-- Start of THE INPUT --

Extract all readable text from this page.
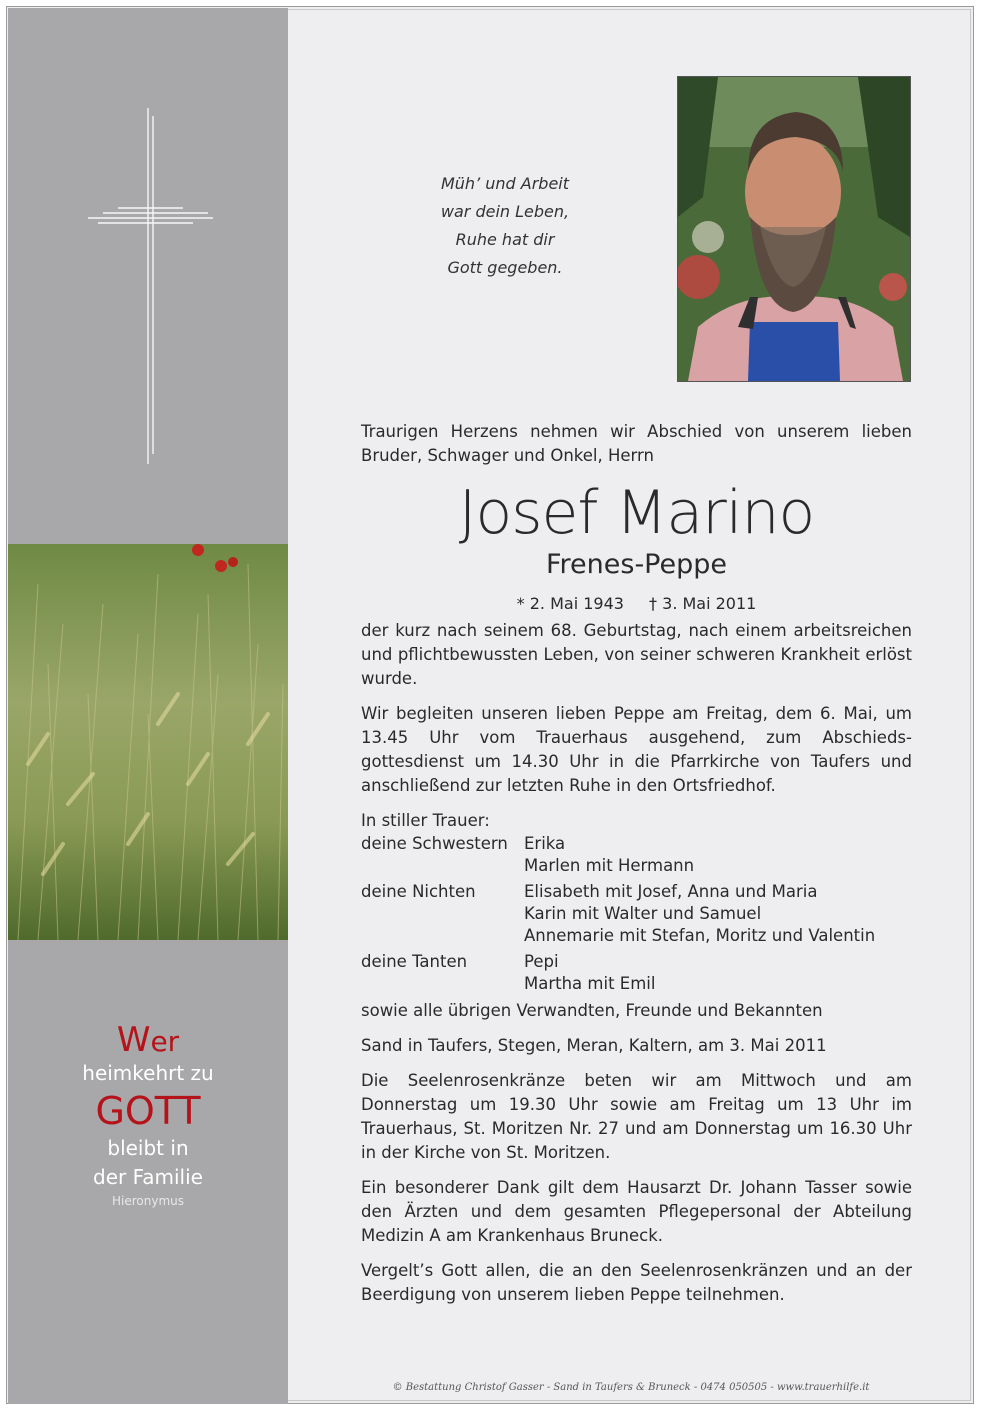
Wer
heimkehrt zu
GOTT
bleibt in
der Familie
Hieronymus
Müh’ und Arbeit
war dein Leben,
Ruhe hat dir
Gott gegeben.

Traurigen Herzens nehmen wir Abschied von unserem lieben Bruder, Schwager und Onkel, Herrn

Josef Marino
Frenes-Peppe
* 2. Mai 1943 † 3. Mai 2011

der kurz nach seinem 68. Geburtstag, nach einem arbeitsreichen und pflichtbewussten Leben, von seiner schweren Krankheit erlöst wurde.

Wir begleiten unseren lieben Peppe am Freitag, dem 6. Mai, um 13.45 Uhr vom Trauerhaus ausgehend, zum Abschieds-gottesdienst um 14.30 Uhr in die Pfarrkirche von Taufers und anschließend zur letzten Ruhe in den Ortsfriedhof.

In stiller Trauer:
deine Schwestern Erika
Marlen mit Hermann
deine Nichten	Elisabeth mit Josef, Anna und Maria
Karin mit Walter und Samuel
Annemarie mit Stefan, Moritz und Valentin
deine Tanten	Pepi
Martha mit Emil
sowie alle übrigen Verwandten, Freunde und Bekannten

Sand in Taufers, Stegen, Meran, Kaltern, am 3. Mai 2011

Die Seelenrosenkränze beten wir am Mittwoch und am Donnerstag um 19.30 Uhr sowie am Freitag um 13 Uhr im Trauerhaus, St. Moritzen Nr. 27 und am Donnerstag um 16.30 Uhr in der Kirche von St. Moritzen.

Ein besonderer Dank gilt dem Hausarzt Dr. Johann Tasser sowie den Ärzten und dem gesamten Pflegepersonal der Abteilung Medizin A am Krankenhaus Bruneck.

Vergelt’s Gott allen, die an den Seelenrosenkränzen und an der Beerdigung von unserem lieben Peppe teilnehmen.

© Bestattung Christof Gasser - Sand in Taufers & Bruneck - 0474 050505 - www.trauerhilfe.it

-- End of THE INPUT --

_DIRECTIVE:_ Each entry gets copied exactly; the pictures stay out.

_EXERCISE OUTPUT:_
Extract all readable text from this page.
Wer
heimkehrt zu
GOTT
bleibt in
der Familie
Hieronymus
Müh’ und Arbeit
war dein Leben,
Ruhe hat dir
Gott gegeben.

Traurigen Herzens nehmen wir Abschied von unserem lieben Bruder, Schwager und Onkel, Herrn

Josef Marino
Frenes-Peppe
* 2. Mai 1943 † 3. Mai 2011

der kurz nach seinem 68. Geburtstag, nach einem arbeitsreichen und pflichtbewussten Leben, von seiner schweren Krankheit erlöst wurde.

Wir begleiten unseren lieben Peppe am Freitag, dem 6. Mai, um 13.45 Uhr vom Trauerhaus ausgehend, zum Abschieds-gottesdienst um 14.30 Uhr in die Pfarrkirche von Taufers und anschließend zur letzten Ruhe in den Ortsfriedhof.

In stiller Trauer:
deine Schwestern Erika
Marlen mit Hermann
deine Nichten	Elisabeth mit Josef, Anna und Maria
Karin mit Walter und Samuel
Annemarie mit Stefan, Moritz und Valentin
deine Tanten	Pepi
Martha mit Emil
sowie alle übrigen Verwandten, Freunde und Bekannten

Sand in Taufers, Stegen, Meran, Kaltern, am 3. Mai 2011

Die Seelenrosenkränze beten wir am Mittwoch und am Donnerstag um 19.30 Uhr sowie am Freitag um 13 Uhr im Trauerhaus, St. Moritzen Nr. 27 und am Donnerstag um 16.30 Uhr in der Kirche von St. Moritzen.

Ein besonderer Dank gilt dem Hausarzt Dr. Johann Tasser sowie den Ärzten und dem gesamten Pflegepersonal der Abteilung Medizin A am Krankenhaus Bruneck.

Vergelt’s Gott allen, die an den Seelenrosenkränzen und an der Beerdigung von unserem lieben Peppe teilnehmen.

© Bestattung Christof Gasser - Sand in Taufers & Bruneck - 0474 050505 - www.trauerhilfe.it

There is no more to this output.